What is being asked:
Copy the material that follows word for word and omit its pictures.

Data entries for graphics
## start

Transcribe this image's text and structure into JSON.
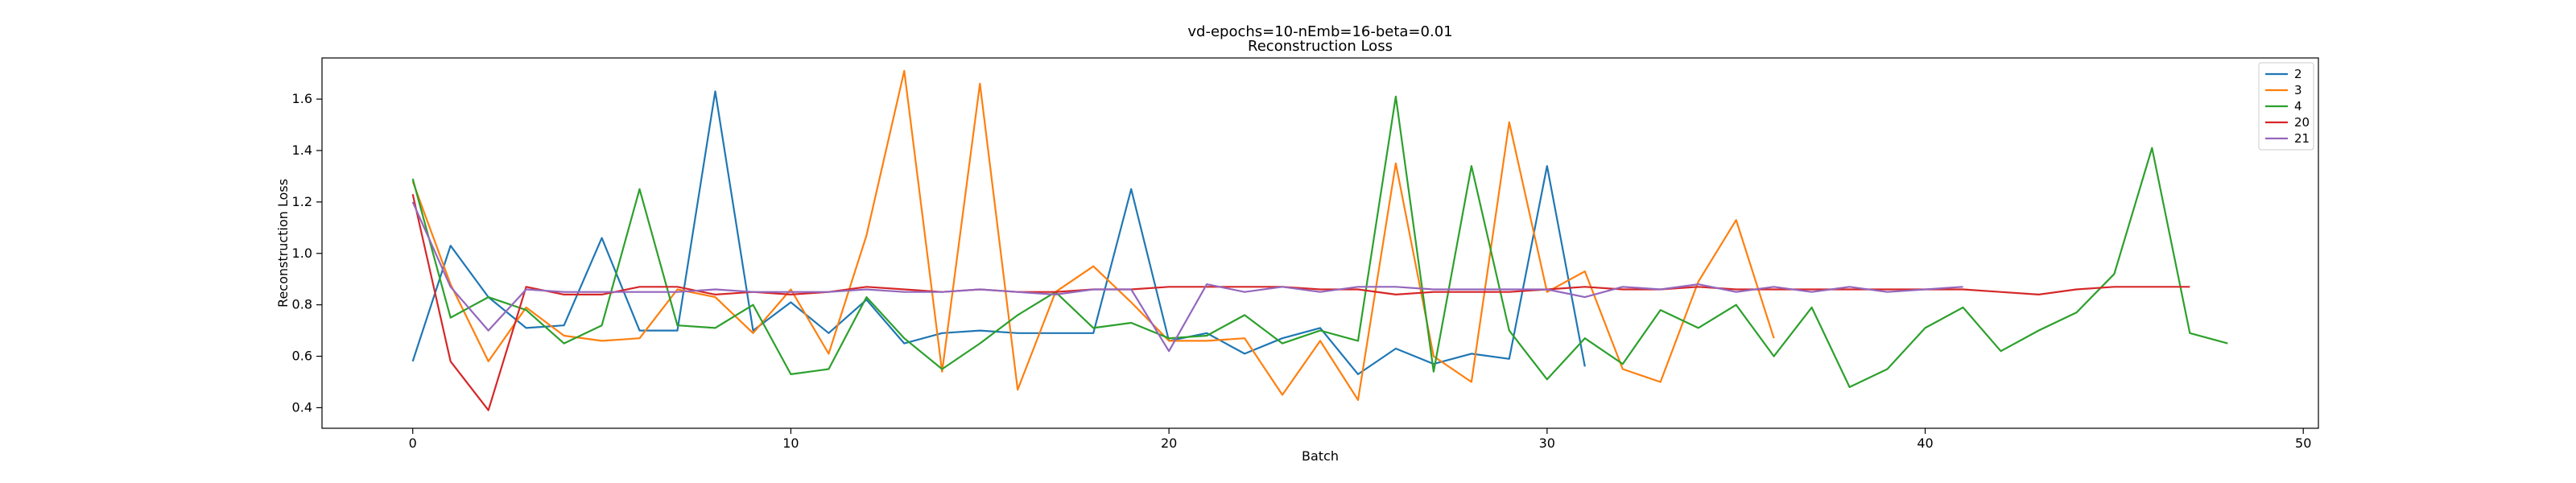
{
  "chart_data": {
    "type": "line",
    "title": "vd-epochs=10-nEmb=16-beta=0.01",
    "subtitle": "Reconstruction Loss",
    "xlabel": "Batch",
    "ylabel": "Reconstruction Loss",
    "xlim": [
      -2.4,
      50.4
    ],
    "ylim": [
      0.32,
      1.76
    ],
    "xticks": [
      0,
      10,
      20,
      30,
      40,
      50
    ],
    "yticks": [
      0.4,
      0.6,
      0.8,
      1.0,
      1.2,
      1.4,
      1.6
    ],
    "ytick_labels": [
      "0.4",
      "0.6",
      "0.8",
      "1.0",
      "1.2",
      "1.4",
      "1.6"
    ],
    "grid": false,
    "legend_position": "top-right",
    "series": [
      {
        "name": "2",
        "color": "#1f77b4",
        "values": [
          0.58,
          1.03,
          0.83,
          0.71,
          0.72,
          1.06,
          0.7,
          0.7,
          1.63,
          0.7,
          0.81,
          0.69,
          0.82,
          0.65,
          0.69,
          0.7,
          0.69,
          0.69,
          0.69,
          1.25,
          0.66,
          0.69,
          0.61,
          0.67,
          0.71,
          0.53,
          0.63,
          0.57,
          0.61,
          0.59,
          1.34,
          0.56
        ]
      },
      {
        "name": "3",
        "color": "#ff7f0e",
        "values": [
          1.28,
          0.88,
          0.58,
          0.79,
          0.68,
          0.66,
          0.67,
          0.86,
          0.83,
          0.69,
          0.86,
          0.61,
          1.07,
          1.71,
          0.54,
          1.66,
          0.47,
          0.85,
          0.95,
          0.81,
          0.66,
          0.66,
          0.67,
          0.45,
          0.66,
          0.43,
          1.35,
          0.6,
          0.5,
          1.51,
          0.85,
          0.93,
          0.55,
          0.5,
          0.89,
          1.13,
          0.67
        ]
      },
      {
        "name": "4",
        "color": "#2ca02c",
        "values": [
          1.29,
          0.75,
          0.83,
          0.78,
          0.65,
          0.72,
          1.25,
          0.72,
          0.71,
          0.8,
          0.53,
          0.55,
          0.83,
          0.67,
          0.55,
          0.65,
          0.76,
          0.85,
          0.71,
          0.73,
          0.67,
          0.68,
          0.76,
          0.65,
          0.7,
          0.66,
          1.61,
          0.54,
          1.34,
          0.7,
          0.51,
          0.67,
          0.57,
          0.78,
          0.71,
          0.8,
          0.6,
          0.79,
          0.48,
          0.55,
          0.71,
          0.79,
          0.62,
          0.7,
          0.77,
          0.92,
          1.41,
          0.69,
          0.65
        ]
      },
      {
        "name": "20",
        "color": "#d62728",
        "values": [
          1.23,
          0.58,
          0.39,
          0.87,
          0.84,
          0.84,
          0.87,
          0.87,
          0.84,
          0.85,
          0.84,
          0.85,
          0.87,
          0.86,
          0.85,
          0.86,
          0.85,
          0.85,
          0.86,
          0.86,
          0.87,
          0.87,
          0.87,
          0.87,
          0.86,
          0.86,
          0.84,
          0.85,
          0.85,
          0.85,
          0.86,
          0.87,
          0.86,
          0.86,
          0.87,
          0.86,
          0.86,
          0.86,
          0.86,
          0.86,
          0.86,
          0.86,
          0.85,
          0.84,
          0.86,
          0.87,
          0.87,
          0.87
        ]
      },
      {
        "name": "21",
        "color": "#9467bd",
        "values": [
          1.2,
          0.87,
          0.7,
          0.86,
          0.85,
          0.85,
          0.85,
          0.85,
          0.86,
          0.85,
          0.85,
          0.85,
          0.86,
          0.85,
          0.85,
          0.86,
          0.85,
          0.84,
          0.86,
          0.86,
          0.62,
          0.88,
          0.85,
          0.87,
          0.85,
          0.87,
          0.87,
          0.86,
          0.86,
          0.86,
          0.86,
          0.83,
          0.87,
          0.86,
          0.88,
          0.85,
          0.87,
          0.85,
          0.87,
          0.85,
          0.86,
          0.87
        ]
      }
    ]
  }
}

## end

Solution to this exercise:
Transcribe this image's text and structure into JSON.
{
  "chart_data": {
    "type": "line",
    "title": "vd-epochs=10-nEmb=16-beta=0.01",
    "subtitle": "Reconstruction Loss",
    "xlabel": "Batch",
    "ylabel": "Reconstruction Loss",
    "xlim": [
      -2.4,
      50.4
    ],
    "ylim": [
      0.32,
      1.76
    ],
    "xticks": [
      0,
      10,
      20,
      30,
      40,
      50
    ],
    "yticks": [
      0.4,
      0.6,
      0.8,
      1.0,
      1.2,
      1.4,
      1.6
    ],
    "ytick_labels": [
      "0.4",
      "0.6",
      "0.8",
      "1.0",
      "1.2",
      "1.4",
      "1.6"
    ],
    "grid": false,
    "legend_position": "top-right",
    "series": [
      {
        "name": "2",
        "color": "#1f77b4",
        "values": [
          0.58,
          1.03,
          0.83,
          0.71,
          0.72,
          1.06,
          0.7,
          0.7,
          1.63,
          0.7,
          0.81,
          0.69,
          0.82,
          0.65,
          0.69,
          0.7,
          0.69,
          0.69,
          0.69,
          1.25,
          0.66,
          0.69,
          0.61,
          0.67,
          0.71,
          0.53,
          0.63,
          0.57,
          0.61,
          0.59,
          1.34,
          0.56
        ]
      },
      {
        "name": "3",
        "color": "#ff7f0e",
        "values": [
          1.28,
          0.88,
          0.58,
          0.79,
          0.68,
          0.66,
          0.67,
          0.86,
          0.83,
          0.69,
          0.86,
          0.61,
          1.07,
          1.71,
          0.54,
          1.66,
          0.47,
          0.85,
          0.95,
          0.81,
          0.66,
          0.66,
          0.67,
          0.45,
          0.66,
          0.43,
          1.35,
          0.6,
          0.5,
          1.51,
          0.85,
          0.93,
          0.55,
          0.5,
          0.89,
          1.13,
          0.67
        ]
      },
      {
        "name": "4",
        "color": "#2ca02c",
        "values": [
          1.29,
          0.75,
          0.83,
          0.78,
          0.65,
          0.72,
          1.25,
          0.72,
          0.71,
          0.8,
          0.53,
          0.55,
          0.83,
          0.67,
          0.55,
          0.65,
          0.76,
          0.85,
          0.71,
          0.73,
          0.67,
          0.68,
          0.76,
          0.65,
          0.7,
          0.66,
          1.61,
          0.54,
          1.34,
          0.7,
          0.51,
          0.67,
          0.57,
          0.78,
          0.71,
          0.8,
          0.6,
          0.79,
          0.48,
          0.55,
          0.71,
          0.79,
          0.62,
          0.7,
          0.77,
          0.92,
          1.41,
          0.69,
          0.65
        ]
      },
      {
        "name": "20",
        "color": "#d62728",
        "values": [
          1.23,
          0.58,
          0.39,
          0.87,
          0.84,
          0.84,
          0.87,
          0.87,
          0.84,
          0.85,
          0.84,
          0.85,
          0.87,
          0.86,
          0.85,
          0.86,
          0.85,
          0.85,
          0.86,
          0.86,
          0.87,
          0.87,
          0.87,
          0.87,
          0.86,
          0.86,
          0.84,
          0.85,
          0.85,
          0.85,
          0.86,
          0.87,
          0.86,
          0.86,
          0.87,
          0.86,
          0.86,
          0.86,
          0.86,
          0.86,
          0.86,
          0.86,
          0.85,
          0.84,
          0.86,
          0.87,
          0.87,
          0.87
        ]
      },
      {
        "name": "21",
        "color": "#9467bd",
        "values": [
          1.2,
          0.87,
          0.7,
          0.86,
          0.85,
          0.85,
          0.85,
          0.85,
          0.86,
          0.85,
          0.85,
          0.85,
          0.86,
          0.85,
          0.85,
          0.86,
          0.85,
          0.84,
          0.86,
          0.86,
          0.62,
          0.88,
          0.85,
          0.87,
          0.85,
          0.87,
          0.87,
          0.86,
          0.86,
          0.86,
          0.86,
          0.83,
          0.87,
          0.86,
          0.88,
          0.85,
          0.87,
          0.85,
          0.87,
          0.85,
          0.86,
          0.87
        ]
      }
    ]
  }
}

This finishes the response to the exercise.